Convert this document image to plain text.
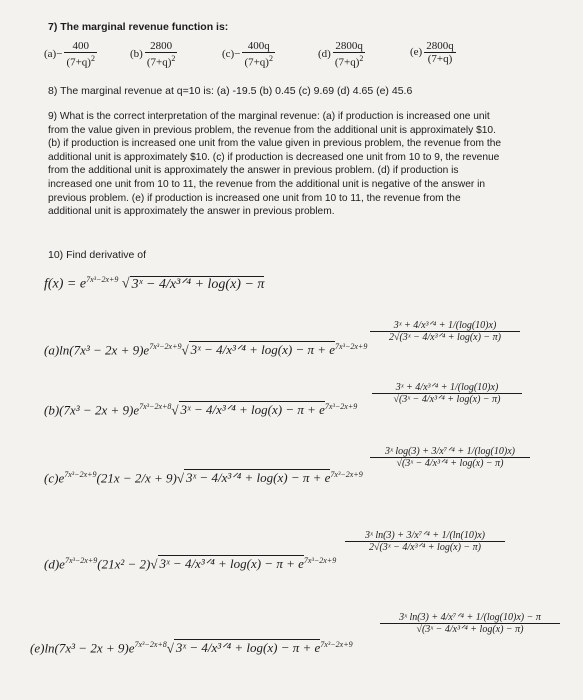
7) The marginal revenue function is:
$(a)- \frac{400}{(7+q)^2}$	$(b) \frac{2800}{(7+q)^2}$	$(c)- \frac{400q}{(7+q)^2}$	$(d) \frac{2800q}{(7+q)^2}$	$(e) \frac{2800q}{(7+q)}$
8) The marginal revenue at q=10 is: (a) -19.5 (b) 0.45 (c) 9.69 (d) 4.65 (e) 45.6
9) What is the correct interpretation of the marginal revenue: (a) if production is increased one unit
from the value given in previous problem, the revenue from the additional unit is approximately $10.
(b) if production is increased one unit from the value given in previous problem, the revenue from the
additional unit is approximately $10. (c) if production is decreased one unit from 10 to 9, the revenue
from the additional unit is approximately the answer in previous problem. (d) if production is
increased one unit from 10 to 11, the revenue from the additional unit is negative of the answer in
previous problem. (e) if production is increased one unit from 10 to 11, the revenue from the
additional unit is approximately the answer in previous problem.
10) Find derivative of
$f(x) = e^{7x^3-2x+9}$ √ 3ˣ − 4/x³ᐟ⁴ + log(x) − π
$(a)\ln(7x^3 - 2x + 9)e^{7x^3-2x+9}√$ 3ˣ − 4/x³ᐟ⁴ + $\log(x) - \pi + e^{7x^3-2x+9}$
3ˣ + 4/x³ᐟ⁴ + 1/(log(10)x)
2√(3ˣ − 4/x³ᐟ⁴ + log(x) − π)
$(b)(7x^3 - 2x + 9)e^{7x^3-2x+8}√$ 3ˣ − 4/x³ᐟ⁴ + $\log(x) - \pi + e^{7x^3-2x+9}$
3ˣ + 4/x³ᐟ⁴ + 1/(log(10)x)
√(3ˣ − 4/x³ᐟ⁴ + log(x) − π)
$(c)e^{7x^3-2x+9}(21x - 2/x + 9)√$ 3ˣ − 4/x³ᐟ⁴ + $\log(x) - \pi + e^{7x^3-2x+9}$
3ˣ log(3) + 3/x⁷ᐟ⁴ + 1/(log(10)x)
√(3ˣ − 4/x³ᐟ⁴ + log(x) − π)
$(d)e^{7x^3-2x+9}(21x^2 - 2)√$ 3ˣ − 4/x³ᐟ⁴ + $\log(x) - \pi + e^{7x^3-2x+9}$
3ˣ ln(3) + 3/x⁷ᐟ⁴ + 1/(ln(10)x)
2√(3ˣ − 4/x³ᐟ⁴ + log(x) − π)
$(e)\ln(7x^3 - 2x + 9)e^{7x^3-2x+8}√$ 3ˣ − 4/x³ᐟ⁴ + $\log(x) - \pi + e^{7x^3-2x+9}$
3ˣ ln(3) + 4/x⁷ᐟ⁴ + 1/(log(10)x) − π
√(3ˣ − 4/x³ᐟ⁴ + log(x) − π)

EXERCISE = The records above must be echoed exactly, minus their pictures.

RESPONSE =
Convert this document image to plain text.
7) The marginal revenue function is:
$(a)- \frac{400}{(7+q)^2}$	$(b) \frac{2800}{(7+q)^2}$	$(c)- \frac{400q}{(7+q)^2}$	$(d) \frac{2800q}{(7+q)^2}$	$(e) \frac{2800q}{(7+q)}$
8) The marginal revenue at q=10 is: (a) -19.5 (b) 0.45 (c) 9.69 (d) 4.65 (e) 45.6
9) What is the correct interpretation of the marginal revenue: (a) if production is increased one unit
from the value given in previous problem, the revenue from the additional unit is approximately $10.
(b) if production is increased one unit from the value given in previous problem, the revenue from the
additional unit is approximately $10. (c) if production is decreased one unit from 10 to 9, the revenue
from the additional unit is approximately the answer in previous problem. (d) if production is
increased one unit from 10 to 11, the revenue from the additional unit is negative of the answer in
previous problem. (e) if production is increased one unit from 10 to 11, the revenue from the
additional unit is approximately the answer in previous problem.
10) Find derivative of
$f(x) = e^{7x^3-2x+9}$ √ 3ˣ − 4/x³ᐟ⁴ + log(x) − π
$(a)\ln(7x^3 - 2x + 9)e^{7x^3-2x+9}√$ 3ˣ − 4/x³ᐟ⁴ + $\log(x) - \pi + e^{7x^3-2x+9}$
3ˣ + 4/x³ᐟ⁴ + 1/(log(10)x)
2√(3ˣ − 4/x³ᐟ⁴ + log(x) − π)
$(b)(7x^3 - 2x + 9)e^{7x^3-2x+8}√$ 3ˣ − 4/x³ᐟ⁴ + $\log(x) - \pi + e^{7x^3-2x+9}$
3ˣ + 4/x³ᐟ⁴ + 1/(log(10)x)
√(3ˣ − 4/x³ᐟ⁴ + log(x) − π)
$(c)e^{7x^3-2x+9}(21x - 2/x + 9)√$ 3ˣ − 4/x³ᐟ⁴ + $\log(x) - \pi + e^{7x^3-2x+9}$
3ˣ log(3) + 3/x⁷ᐟ⁴ + 1/(log(10)x)
√(3ˣ − 4/x³ᐟ⁴ + log(x) − π)
$(d)e^{7x^3-2x+9}(21x^2 - 2)√$ 3ˣ − 4/x³ᐟ⁴ + $\log(x) - \pi + e^{7x^3-2x+9}$
3ˣ ln(3) + 3/x⁷ᐟ⁴ + 1/(ln(10)x)
2√(3ˣ − 4/x³ᐟ⁴ + log(x) − π)
$(e)\ln(7x^3 - 2x + 9)e^{7x^3-2x+8}√$ 3ˣ − 4/x³ᐟ⁴ + $\log(x) - \pi + e^{7x^3-2x+9}$
3ˣ ln(3) + 4/x⁷ᐟ⁴ + 1/(log(10)x) − π
√(3ˣ − 4/x³ᐟ⁴ + log(x) − π)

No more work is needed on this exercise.